DO THIS
Copy the mailing-list message between "On 2022/4/15 11:07, ying.huang@intel.com" and "can_split_folio() because folio_maybe_dma_pinned()", inclusive, and replace every instance of "wrote" with "replied".

All of lore.kernel.org
 help / color / mirror / Atom feed
From: Miaohe Lin <linmiaohe@huawei.com>
To: "ying.huang@intel.com" <ying.huang@intel.com>,
	David Hildenbrand <david@redhat.com>,
	Oscar Salvador <osalvador@suse.de>
Cc: <akpm@linux-foundation.org>, <songmuchun@bytedance.com>,
	<hch@infradead.org>, <willy@infradead.org>, <linux-mm@kvack.org>,
	<linux-kernel@vger.kernel.org>,
	Pavel Tatashin <pasha.tatashin@soleen.com>,
	John Hubbard <jhubbard@nvidia.com>,
	Linus Torvalds <torvalds@linux-foundation.org>,
	Vlastimil Babka <vbabka@suse.cz>, Yu Zhao <yuzhao@google.com>
Subject: Re: [PATCH v2 2/9] mm/vmscan: remove unneeded can_split_huge_page check
Date: Sat, 16 Apr 2022 10:34:02 +0800	[thread overview]
Message-ID: <70b64476-6efc-c8ad-9cf3-b101c3b92db1@huawei.com> (raw)
In-Reply-To: <4b47e6317aca3deeabf610a7f4839563ff2b25a1.camel@intel.com>

On 2022/4/15 11:07, ying.huang@intel.com wrote:
> On Wed, 2022-04-13 at 09:26 +0800, ying.huang@intel.com wrote:
>> On Tue, 2022-04-12 at 16:59 +0200, David Hildenbrand wrote:
>>> On 12.04.22 15:42, Miaohe Lin wrote:
>>>> On 2022/4/12 16:59, Oscar Salvador wrote:
>>>>> On Sat, Apr 09, 2022 at 05:34:53PM +0800, Miaohe Lin wrote:
>>>>>> We don't need to check can_split_folio() because folio_maybe_dma_pinned()

DATASET RECORDS
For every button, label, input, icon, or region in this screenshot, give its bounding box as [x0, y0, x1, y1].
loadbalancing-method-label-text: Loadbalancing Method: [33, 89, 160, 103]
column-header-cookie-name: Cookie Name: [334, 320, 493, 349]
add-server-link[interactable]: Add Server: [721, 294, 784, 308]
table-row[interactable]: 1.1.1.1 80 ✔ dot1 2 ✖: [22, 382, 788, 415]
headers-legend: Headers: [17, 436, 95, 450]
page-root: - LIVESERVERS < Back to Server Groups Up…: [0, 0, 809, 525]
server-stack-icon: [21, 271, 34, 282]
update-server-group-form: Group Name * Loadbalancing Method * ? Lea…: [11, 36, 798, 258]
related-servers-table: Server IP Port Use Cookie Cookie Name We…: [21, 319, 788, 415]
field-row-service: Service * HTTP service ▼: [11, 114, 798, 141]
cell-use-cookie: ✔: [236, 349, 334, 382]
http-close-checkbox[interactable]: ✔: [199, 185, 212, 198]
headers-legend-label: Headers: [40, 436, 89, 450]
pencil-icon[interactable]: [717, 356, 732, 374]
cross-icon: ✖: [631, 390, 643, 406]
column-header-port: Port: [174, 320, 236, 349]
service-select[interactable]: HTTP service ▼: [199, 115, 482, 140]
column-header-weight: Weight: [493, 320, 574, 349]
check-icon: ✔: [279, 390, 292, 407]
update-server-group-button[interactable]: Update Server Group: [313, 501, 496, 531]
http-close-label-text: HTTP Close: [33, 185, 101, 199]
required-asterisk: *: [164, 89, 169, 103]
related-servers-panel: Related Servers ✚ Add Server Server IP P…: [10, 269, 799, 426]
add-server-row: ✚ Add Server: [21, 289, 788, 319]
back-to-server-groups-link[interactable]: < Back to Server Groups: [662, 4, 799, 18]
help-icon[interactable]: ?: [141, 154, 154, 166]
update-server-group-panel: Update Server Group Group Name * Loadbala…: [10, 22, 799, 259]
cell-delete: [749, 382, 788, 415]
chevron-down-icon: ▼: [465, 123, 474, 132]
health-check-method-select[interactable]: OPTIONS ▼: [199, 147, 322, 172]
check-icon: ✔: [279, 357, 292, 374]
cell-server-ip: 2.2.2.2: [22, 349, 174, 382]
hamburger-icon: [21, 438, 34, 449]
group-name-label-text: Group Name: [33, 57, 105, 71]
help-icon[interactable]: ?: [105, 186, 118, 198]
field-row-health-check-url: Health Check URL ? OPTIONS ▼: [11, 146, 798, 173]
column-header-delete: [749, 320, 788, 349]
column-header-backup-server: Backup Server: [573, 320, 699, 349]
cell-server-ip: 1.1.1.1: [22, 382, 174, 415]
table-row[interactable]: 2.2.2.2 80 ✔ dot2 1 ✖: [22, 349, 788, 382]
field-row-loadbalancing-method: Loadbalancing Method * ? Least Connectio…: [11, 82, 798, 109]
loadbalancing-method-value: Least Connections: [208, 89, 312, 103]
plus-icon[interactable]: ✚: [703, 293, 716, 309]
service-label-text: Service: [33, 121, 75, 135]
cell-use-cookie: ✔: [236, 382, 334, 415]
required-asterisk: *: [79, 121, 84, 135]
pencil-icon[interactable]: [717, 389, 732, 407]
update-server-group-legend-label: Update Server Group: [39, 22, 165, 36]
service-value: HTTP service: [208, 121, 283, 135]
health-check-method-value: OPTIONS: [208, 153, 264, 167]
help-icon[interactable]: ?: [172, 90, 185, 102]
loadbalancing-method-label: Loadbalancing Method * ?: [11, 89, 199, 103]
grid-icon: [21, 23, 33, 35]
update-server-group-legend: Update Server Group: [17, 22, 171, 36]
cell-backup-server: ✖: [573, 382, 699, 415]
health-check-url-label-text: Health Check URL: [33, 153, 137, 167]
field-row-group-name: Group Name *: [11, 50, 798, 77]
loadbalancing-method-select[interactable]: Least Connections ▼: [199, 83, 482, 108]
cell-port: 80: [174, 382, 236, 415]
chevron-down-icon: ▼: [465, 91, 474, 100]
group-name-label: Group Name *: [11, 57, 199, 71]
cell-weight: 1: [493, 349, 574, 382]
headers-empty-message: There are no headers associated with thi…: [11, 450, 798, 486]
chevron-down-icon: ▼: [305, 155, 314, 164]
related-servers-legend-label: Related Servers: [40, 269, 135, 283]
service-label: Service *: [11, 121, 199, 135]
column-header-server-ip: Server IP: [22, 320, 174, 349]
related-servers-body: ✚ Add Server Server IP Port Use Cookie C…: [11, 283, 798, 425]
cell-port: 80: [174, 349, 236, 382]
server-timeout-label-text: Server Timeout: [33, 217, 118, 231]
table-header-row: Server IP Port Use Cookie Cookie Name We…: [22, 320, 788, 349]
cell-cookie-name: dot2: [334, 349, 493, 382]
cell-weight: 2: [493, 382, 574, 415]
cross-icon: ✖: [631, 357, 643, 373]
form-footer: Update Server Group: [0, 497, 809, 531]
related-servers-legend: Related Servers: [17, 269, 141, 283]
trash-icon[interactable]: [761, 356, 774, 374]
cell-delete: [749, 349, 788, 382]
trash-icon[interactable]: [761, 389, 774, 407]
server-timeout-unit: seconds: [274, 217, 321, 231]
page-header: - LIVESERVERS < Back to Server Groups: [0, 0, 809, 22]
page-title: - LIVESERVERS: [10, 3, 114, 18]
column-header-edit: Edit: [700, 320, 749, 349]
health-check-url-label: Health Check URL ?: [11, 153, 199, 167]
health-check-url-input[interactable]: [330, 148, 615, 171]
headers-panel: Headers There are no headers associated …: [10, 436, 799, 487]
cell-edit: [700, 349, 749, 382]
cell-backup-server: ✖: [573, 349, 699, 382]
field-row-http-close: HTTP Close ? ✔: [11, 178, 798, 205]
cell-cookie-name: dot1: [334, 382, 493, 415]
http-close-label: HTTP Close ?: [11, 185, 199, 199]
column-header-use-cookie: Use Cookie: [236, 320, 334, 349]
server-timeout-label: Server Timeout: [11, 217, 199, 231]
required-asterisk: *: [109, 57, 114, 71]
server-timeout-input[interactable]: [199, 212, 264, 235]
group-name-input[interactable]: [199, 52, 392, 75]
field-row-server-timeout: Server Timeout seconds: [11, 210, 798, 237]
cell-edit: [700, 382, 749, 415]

RESPONSE
On 2022/4/15 11:07, ying.huang@intel.com replied:
> On Wed, 2022-04-13 at 09:26 +0800, ying.huang@intel.com replied:
>> On Tue, 2022-04-12 at 16:59 +0200, David Hildenbrand replied:
>>> On 12.04.22 15:42, Miaohe Lin replied:
>>>> On 2022/4/12 16:59, Oscar Salvador replied:
>>>>> On Sat, Apr 09, 2022 at 05:34:53PM +0800, Miaohe Lin replied:
>>>>>> We don't need to check can_split_folio() because folio_maybe_dma_pinned()